# [EXERCISE DETAILS]
Quote the records that follow in full and exactly; leave out the pictures.

# [DATA SUPPLIED]
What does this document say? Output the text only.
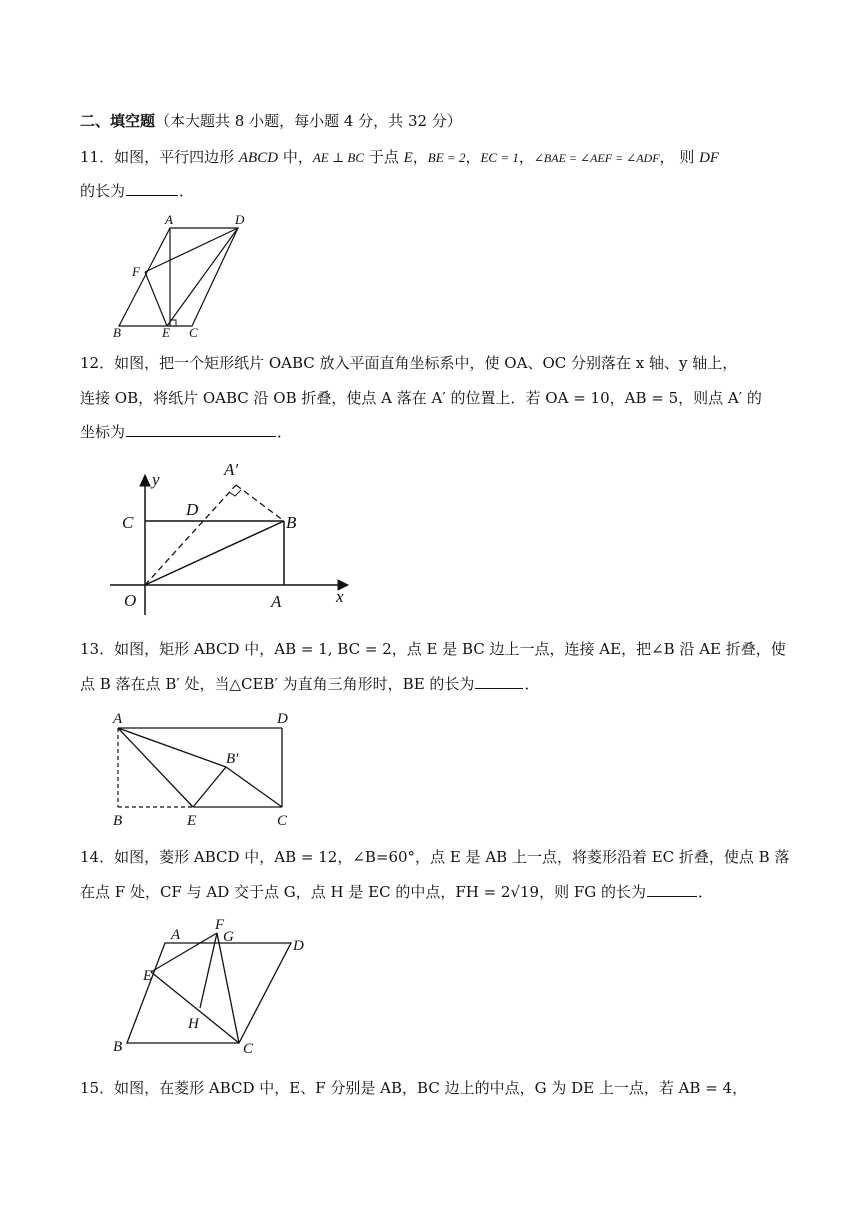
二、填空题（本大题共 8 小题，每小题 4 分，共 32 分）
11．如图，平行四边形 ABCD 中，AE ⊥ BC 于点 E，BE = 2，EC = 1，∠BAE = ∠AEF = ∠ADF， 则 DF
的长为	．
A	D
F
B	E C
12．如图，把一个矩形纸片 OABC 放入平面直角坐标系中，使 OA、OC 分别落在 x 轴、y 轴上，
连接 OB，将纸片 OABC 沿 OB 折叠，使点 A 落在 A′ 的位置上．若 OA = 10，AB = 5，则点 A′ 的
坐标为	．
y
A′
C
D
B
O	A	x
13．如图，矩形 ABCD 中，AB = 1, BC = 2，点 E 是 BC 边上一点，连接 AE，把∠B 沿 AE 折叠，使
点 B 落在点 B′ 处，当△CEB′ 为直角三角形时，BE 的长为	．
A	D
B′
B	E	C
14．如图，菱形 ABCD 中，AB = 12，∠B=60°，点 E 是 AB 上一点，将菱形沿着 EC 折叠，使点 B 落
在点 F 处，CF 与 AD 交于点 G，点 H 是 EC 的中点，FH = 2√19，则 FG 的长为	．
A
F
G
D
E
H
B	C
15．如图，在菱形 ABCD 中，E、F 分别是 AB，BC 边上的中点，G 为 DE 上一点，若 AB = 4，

# [ANSWER TO THIS PROBLEM]
What does this document say? Output the text only.
二、填空题（本大题共 8 小题，每小题 4 分，共 32 分）
11．如图，平行四边形 ABCD 中，AE ⊥ BC 于点 E，BE = 2，EC = 1，∠BAE = ∠AEF = ∠ADF， 则 DF
的长为	．
A	D
F
B	E C
12．如图，把一个矩形纸片 OABC 放入平面直角坐标系中，使 OA、OC 分别落在 x 轴、y 轴上，
连接 OB，将纸片 OABC 沿 OB 折叠，使点 A 落在 A′ 的位置上．若 OA = 10，AB = 5，则点 A′ 的
坐标为	．
y
A′
C
D
B
O	A	x
13．如图，矩形 ABCD 中，AB = 1, BC = 2，点 E 是 BC 边上一点，连接 AE，把∠B 沿 AE 折叠，使
点 B 落在点 B′ 处，当△CEB′ 为直角三角形时，BE 的长为	．
A	D
B′
B	E	C
14．如图，菱形 ABCD 中，AB = 12，∠B=60°，点 E 是 AB 上一点，将菱形沿着 EC 折叠，使点 B 落
在点 F 处，CF 与 AD 交于点 G，点 H 是 EC 的中点，FH = 2√19，则 FG 的长为	．
A
F
G
D
E
H
B	C
15．如图，在菱形 ABCD 中，E、F 分别是 AB，BC 边上的中点，G 为 DE 上一点，若 AB = 4，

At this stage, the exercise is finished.